THE PROBLEM. Assemble all lines in which the string "name" appears.

Figure contents as structured data

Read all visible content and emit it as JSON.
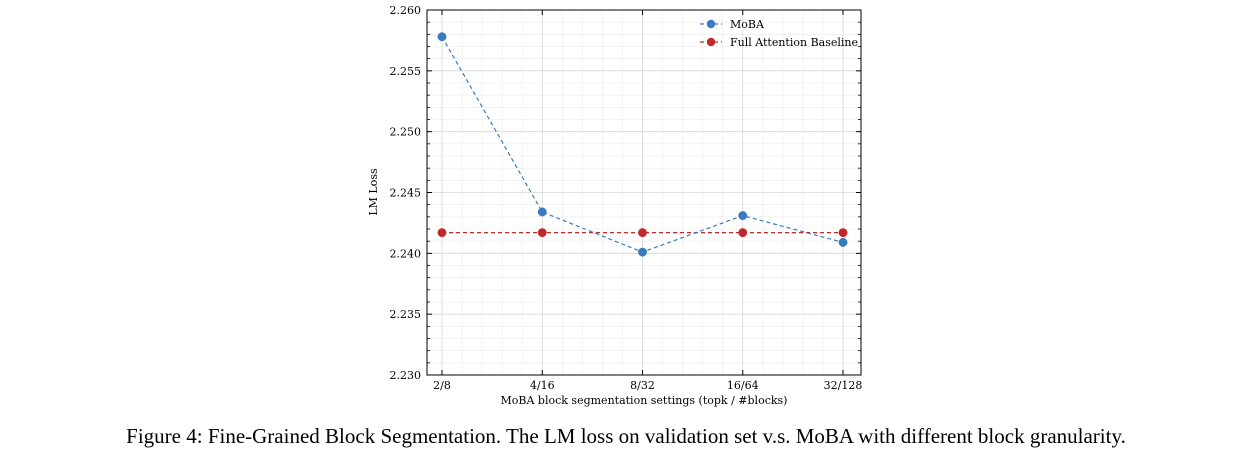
{
  "caption": "Figure 4: Fine-Grained Block Segmentation. The LM loss on validation set v.s. MoBA with different block granularity.",
  "colors": {
    "moba": "#3a7bbf",
    "baseline": "#c0282a"
  },
  "chart_data": {
    "type": "line",
    "title": "",
    "xlabel": "MoBA block segmentation settings (topk / #blocks)",
    "ylabel": "LM Loss",
    "categories": [
      "2/8",
      "4/16",
      "8/32",
      "16/64",
      "32/128"
    ],
    "ylim": [
      2.23,
      2.26
    ],
    "yticks": [
      "2.230",
      "2.235",
      "2.240",
      "2.245",
      "2.250",
      "2.255",
      "2.260"
    ],
    "grid": true,
    "legend_position": "top-right",
    "series": [
      {
        "name": "MoBA",
        "values": [
          2.2578,
          2.2434,
          2.2401,
          2.2431,
          2.2409
        ],
        "line_style": "dashed",
        "marker": "circle"
      },
      {
        "name": "Full Attention Baseline",
        "values": [
          2.2417,
          2.2417,
          2.2417,
          2.2417,
          2.2417
        ],
        "line_style": "dashed",
        "marker": "circle"
      }
    ]
  }
}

FULL ANSWER.
        "name": "MoBA",
        "name": "Full Attention Baseline",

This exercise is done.